◆ Required work ◆
Copy every entry exactly as given, minus the images.
──────── Records for this task
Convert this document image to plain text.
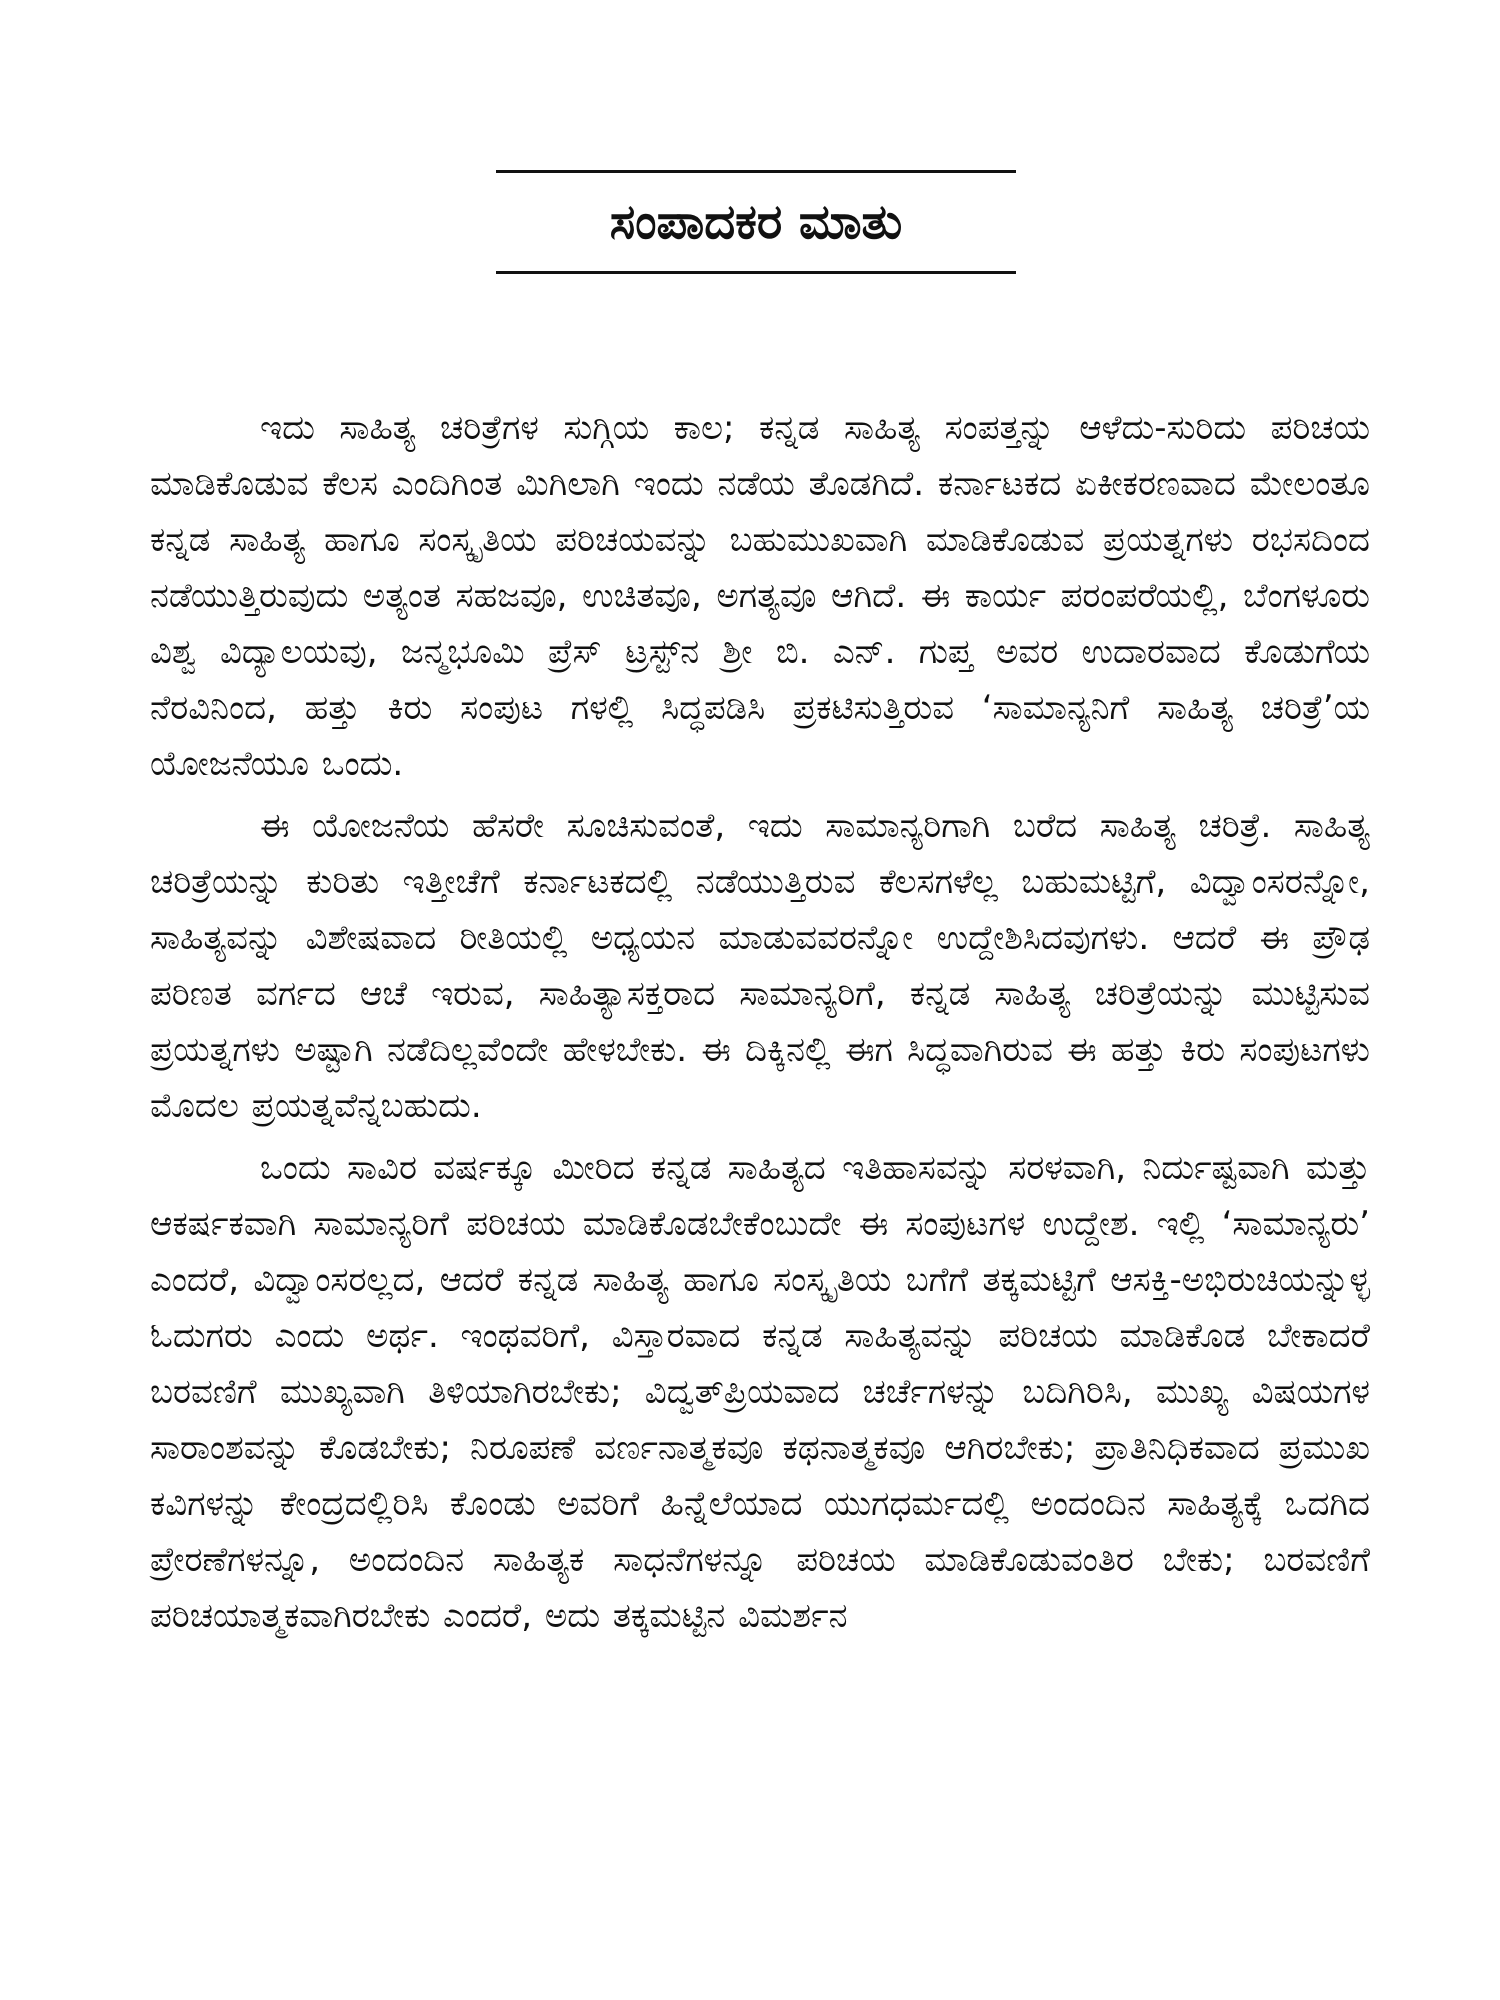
ಸಂಪಾದಕರ ಮಾತು

ಇದು ಸಾಹಿತ್ಯ ಚರಿತ್ರೆಗಳ ಸುಗ್ಗಿಯ ಕಾಲ; ಕನ್ನಡ ಸಾಹಿತ್ಯ ಸಂಪತ್ತನ್ನು ಆಳೆದು-ಸುರಿದು ಪರಿಚಯ ಮಾಡಿಕೊಡುವ ಕೆಲಸ ಎಂದಿಗಿಂತ ಮಿಗಿಲಾಗಿ ಇಂದು ನಡೆಯ ತೊಡಗಿದೆ. ಕರ್ನಾಟಕದ ಏಕೀಕರಣವಾದ ಮೇಲಂತೂ ಕನ್ನಡ ಸಾಹಿತ್ಯ ಹಾಗೂ ಸಂಸ್ಕೃತಿಯ ಪರಿಚಯವನ್ನು ಬಹುಮುಖವಾಗಿ ಮಾಡಿಕೊಡುವ ಪ್ರಯತ್ನಗಳು ರಭಸದಿಂದ ನಡೆಯುತ್ತಿರುವುದು ಅತ್ಯಂತ ಸಹಜವೂ, ಉಚಿತವೂ, ಅಗತ್ಯವೂ ಆಗಿದೆ. ಈ ಕಾರ್ಯ ಪರಂಪರೆಯಲ್ಲಿ, ಬೆಂಗಳೂರು ವಿಶ್ವ ವಿದ್ಯಾಲಯವು, ಜನ್ಮಭೂಮಿ ಪ್ರೆಸ್ ಟ್ರಸ್ಟ್‌ನ ಶ್ರೀ ಬಿ. ಎನ್. ಗುಪ್ತ ಅವರ ಉದಾರವಾದ ಕೊಡುಗೆಯ ನೆರವಿನಿಂದ, ಹತ್ತು ಕಿರು ಸಂಪುಟ ಗಳಲ್ಲಿ ಸಿದ್ಧಪಡಿಸಿ ಪ್ರಕಟಿಸುತ್ತಿರುವ ‘ಸಾಮಾನ್ಯನಿಗೆ ಸಾಹಿತ್ಯ ಚರಿತ್ರೆ’ಯ ಯೋಜನೆಯೂ ಒಂದು.

ಈ ಯೋಜನೆಯ ಹೆಸರೇ ಸೂಚಿಸುವಂತೆ, ಇದು ಸಾಮಾನ್ಯರಿಗಾಗಿ ಬರೆದ ಸಾಹಿತ್ಯ ಚರಿತ್ರೆ. ಸಾಹಿತ್ಯ ಚರಿತ್ರೆಯನ್ನು ಕುರಿತು ಇತ್ತೀಚೆಗೆ ಕರ್ನಾಟಕದಲ್ಲಿ ನಡೆಯುತ್ತಿರುವ ಕೆಲಸಗಳೆಲ್ಲ ಬಹುಮಟ್ಟಿಗೆ, ವಿದ್ವಾಂಸರನ್ನೋ, ಸಾಹಿತ್ಯವನ್ನು ವಿಶೇಷವಾದ ರೀತಿಯಲ್ಲಿ ಅಧ್ಯಯನ ಮಾಡುವವರನ್ನೋ ಉದ್ದೇಶಿಸಿದವುಗಳು. ಆದರೆ ಈ ಪ್ರೌಢ ಪರಿಣತ ವರ್ಗದ ಆಚೆ ಇರುವ, ಸಾಹಿತ್ಯಾಸಕ್ತರಾದ ಸಾಮಾನ್ಯರಿಗೆ, ಕನ್ನಡ ಸಾಹಿತ್ಯ ಚರಿತ್ರೆಯನ್ನು ಮುಟ್ಟಿಸುವ ಪ್ರಯತ್ನಗಳು ಅಷ್ಟಾಗಿ ನಡೆದಿಲ್ಲವೆಂದೇ ಹೇಳಬೇಕು. ಈ ದಿಕ್ಕಿನಲ್ಲಿ ಈಗ ಸಿದ್ಧವಾಗಿರುವ ಈ ಹತ್ತು ಕಿರು ಸಂಪುಟಗಳು ಮೊದಲ ಪ್ರಯತ್ನವೆನ್ನಬಹುದು.

ಒಂದು ಸಾವಿರ ವರ್ಷಕ್ಕೂ ಮೀರಿದ ಕನ್ನಡ ಸಾಹಿತ್ಯದ ಇತಿಹಾಸವನ್ನು ಸರಳವಾಗಿ, ನಿರ್ದುಷ್ಟವಾಗಿ ಮತ್ತು ಆಕರ್ಷಕವಾಗಿ ಸಾಮಾನ್ಯರಿಗೆ ಪರಿಚಯ ಮಾಡಿಕೊಡಬೇಕೆಂಬುದೇ ಈ ಸಂಪುಟಗಳ ಉದ್ದೇಶ. ಇಲ್ಲಿ ‘ಸಾಮಾನ್ಯರು’ ಎಂದರೆ, ವಿದ್ವಾಂಸರಲ್ಲದ, ಆದರೆ ಕನ್ನಡ ಸಾಹಿತ್ಯ ಹಾಗೂ ಸಂಸ್ಕೃತಿಯ ಬಗೆಗೆ ತಕ್ಕಮಟ್ಟಿಗೆ ಆಸಕ್ತಿ-ಅಭಿರುಚಿಯನ್ನುಳ್ಳ ಓದುಗರು ಎಂದು ಅರ್ಥ. ಇಂಥವರಿಗೆ, ವಿಸ್ತಾರವಾದ ಕನ್ನಡ ಸಾಹಿತ್ಯವನ್ನು ಪರಿಚಯ ಮಾಡಿಕೊಡ ಬೇಕಾದರೆ ಬರವಣಿಗೆ ಮುಖ್ಯವಾಗಿ ತಿಳಿಯಾಗಿರಬೇಕು; ವಿದ್ವತ್‌ಪ್ರಿಯವಾದ ಚರ್ಚೆಗಳನ್ನು ಬದಿಗಿರಿಸಿ, ಮುಖ್ಯ ವಿಷಯಗಳ ಸಾರಾಂಶವನ್ನು ಕೊಡಬೇಕು; ನಿರೂಪಣೆ ವರ್ಣನಾತ್ಮಕವೂ ಕಥನಾತ್ಮಕವೂ ಆಗಿರಬೇಕು; ಪ್ರಾತಿನಿಧಿಕವಾದ ಪ್ರಮುಖ ಕವಿಗಳನ್ನು ಕೇಂದ್ರದಲ್ಲಿರಿಸಿ ಕೊಂಡು ಅವರಿಗೆ ಹಿನ್ನೆಲೆಯಾದ ಯುಗಧರ್ಮದಲ್ಲಿ ಅಂದಂದಿನ ಸಾಹಿತ್ಯಕ್ಕೆ ಒದಗಿದ ಪ್ರೇರಣೆಗಳನ್ನೂ, ಅಂದಂದಿನ ಸಾಹಿತ್ಯಕ ಸಾಧನೆಗಳನ್ನೂ ಪರಿಚಯ ಮಾಡಿಕೊಡುವಂತಿರ ಬೇಕು; ಬರವಣಿಗೆ ಪರಿಚಯಾತ್ಮಕವಾಗಿರಬೇಕು ಎಂದರೆ, ಅದು ತಕ್ಕಮಟ್ಟಿನ ವಿಮರ್ಶನ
────────────────
◆ Answer for this exercise ◆
Convert this document image to plain text.
ಸಂಪಾದಕರ ಮಾತು

ಇದು ಸಾಹಿತ್ಯ ಚರಿತ್ರೆಗಳ ಸುಗ್ಗಿಯ ಕಾಲ; ಕನ್ನಡ ಸಾಹಿತ್ಯ ಸಂಪತ್ತನ್ನು ಆಳೆದು-ಸುರಿದು ಪರಿಚಯ ಮಾಡಿಕೊಡುವ ಕೆಲಸ ಎಂದಿಗಿಂತ ಮಿಗಿಲಾಗಿ ಇಂದು ನಡೆಯ ತೊಡಗಿದೆ. ಕರ್ನಾಟಕದ ಏಕೀಕರಣವಾದ ಮೇಲಂತೂ ಕನ್ನಡ ಸಾಹಿತ್ಯ ಹಾಗೂ ಸಂಸ್ಕೃತಿಯ ಪರಿಚಯವನ್ನು ಬಹುಮುಖವಾಗಿ ಮಾಡಿಕೊಡುವ ಪ್ರಯತ್ನಗಳು ರಭಸದಿಂದ ನಡೆಯುತ್ತಿರುವುದು ಅತ್ಯಂತ ಸಹಜವೂ, ಉಚಿತವೂ, ಅಗತ್ಯವೂ ಆಗಿದೆ. ಈ ಕಾರ್ಯ ಪರಂಪರೆಯಲ್ಲಿ, ಬೆಂಗಳೂರು ವಿಶ್ವ ವಿದ್ಯಾಲಯವು, ಜನ್ಮಭೂಮಿ ಪ್ರೆಸ್ ಟ್ರಸ್ಟ್‌ನ ಶ್ರೀ ಬಿ. ಎನ್. ಗುಪ್ತ ಅವರ ಉದಾರವಾದ ಕೊಡುಗೆಯ ನೆರವಿನಿಂದ, ಹತ್ತು ಕಿರು ಸಂಪುಟ ಗಳಲ್ಲಿ ಸಿದ್ಧಪಡಿಸಿ ಪ್ರಕಟಿಸುತ್ತಿರುವ ‘ಸಾಮಾನ್ಯನಿಗೆ ಸಾಹಿತ್ಯ ಚರಿತ್ರೆ’ಯ ಯೋಜನೆಯೂ ಒಂದು.

ಈ ಯೋಜನೆಯ ಹೆಸರೇ ಸೂಚಿಸುವಂತೆ, ಇದು ಸಾಮಾನ್ಯರಿಗಾಗಿ ಬರೆದ ಸಾಹಿತ್ಯ ಚರಿತ್ರೆ. ಸಾಹಿತ್ಯ ಚರಿತ್ರೆಯನ್ನು ಕುರಿತು ಇತ್ತೀಚೆಗೆ ಕರ್ನಾಟಕದಲ್ಲಿ ನಡೆಯುತ್ತಿರುವ ಕೆಲಸಗಳೆಲ್ಲ ಬಹುಮಟ್ಟಿಗೆ, ವಿದ್ವಾಂಸರನ್ನೋ, ಸಾಹಿತ್ಯವನ್ನು ವಿಶೇಷವಾದ ರೀತಿಯಲ್ಲಿ ಅಧ್ಯಯನ ಮಾಡುವವರನ್ನೋ ಉದ್ದೇಶಿಸಿದವುಗಳು. ಆದರೆ ಈ ಪ್ರೌಢ ಪರಿಣತ ವರ್ಗದ ಆಚೆ ಇರುವ, ಸಾಹಿತ್ಯಾಸಕ್ತರಾದ ಸಾಮಾನ್ಯರಿಗೆ, ಕನ್ನಡ ಸಾಹಿತ್ಯ ಚರಿತ್ರೆಯನ್ನು ಮುಟ್ಟಿಸುವ ಪ್ರಯತ್ನಗಳು ಅಷ್ಟಾಗಿ ನಡೆದಿಲ್ಲವೆಂದೇ ಹೇಳಬೇಕು. ಈ ದಿಕ್ಕಿನಲ್ಲಿ ಈಗ ಸಿದ್ಧವಾಗಿರುವ ಈ ಹತ್ತು ಕಿರು ಸಂಪುಟಗಳು ಮೊದಲ ಪ್ರಯತ್ನವೆನ್ನಬಹುದು.

ಒಂದು ಸಾವಿರ ವರ್ಷಕ್ಕೂ ಮೀರಿದ ಕನ್ನಡ ಸಾಹಿತ್ಯದ ಇತಿಹಾಸವನ್ನು ಸರಳವಾಗಿ, ನಿರ್ದುಷ್ಟವಾಗಿ ಮತ್ತು ಆಕರ್ಷಕವಾಗಿ ಸಾಮಾನ್ಯರಿಗೆ ಪರಿಚಯ ಮಾಡಿಕೊಡಬೇಕೆಂಬುದೇ ಈ ಸಂಪುಟಗಳ ಉದ್ದೇಶ. ಇಲ್ಲಿ ‘ಸಾಮಾನ್ಯರು’ ಎಂದರೆ, ವಿದ್ವಾಂಸರಲ್ಲದ, ಆದರೆ ಕನ್ನಡ ಸಾಹಿತ್ಯ ಹಾಗೂ ಸಂಸ್ಕೃತಿಯ ಬಗೆಗೆ ತಕ್ಕಮಟ್ಟಿಗೆ ಆಸಕ್ತಿ-ಅಭಿರುಚಿಯನ್ನುಳ್ಳ ಓದುಗರು ಎಂದು ಅರ್ಥ. ಇಂಥವರಿಗೆ, ವಿಸ್ತಾರವಾದ ಕನ್ನಡ ಸಾಹಿತ್ಯವನ್ನು ಪರಿಚಯ ಮಾಡಿಕೊಡ ಬೇಕಾದರೆ ಬರವಣಿಗೆ ಮುಖ್ಯವಾಗಿ ತಿಳಿಯಾಗಿರಬೇಕು; ವಿದ್ವತ್‌ಪ್ರಿಯವಾದ ಚರ್ಚೆಗಳನ್ನು ಬದಿಗಿರಿಸಿ, ಮುಖ್ಯ ವಿಷಯಗಳ ಸಾರಾಂಶವನ್ನು ಕೊಡಬೇಕು; ನಿರೂಪಣೆ ವರ್ಣನಾತ್ಮಕವೂ ಕಥನಾತ್ಮಕವೂ ಆಗಿರಬೇಕು; ಪ್ರಾತಿನಿಧಿಕವಾದ ಪ್ರಮುಖ ಕವಿಗಳನ್ನು ಕೇಂದ್ರದಲ್ಲಿರಿಸಿ ಕೊಂಡು ಅವರಿಗೆ ಹಿನ್ನೆಲೆಯಾದ ಯುಗಧರ್ಮದಲ್ಲಿ ಅಂದಂದಿನ ಸಾಹಿತ್ಯಕ್ಕೆ ಒದಗಿದ ಪ್ರೇರಣೆಗಳನ್ನೂ, ಅಂದಂದಿನ ಸಾಹಿತ್ಯಕ ಸಾಧನೆಗಳನ್ನೂ ಪರಿಚಯ ಮಾಡಿಕೊಡುವಂತಿರ ಬೇಕು; ಬರವಣಿಗೆ ಪರಿಚಯಾತ್ಮಕವಾಗಿರಬೇಕು ಎಂದರೆ, ಅದು ತಕ್ಕಮಟ್ಟಿನ ವಿಮರ್ಶನ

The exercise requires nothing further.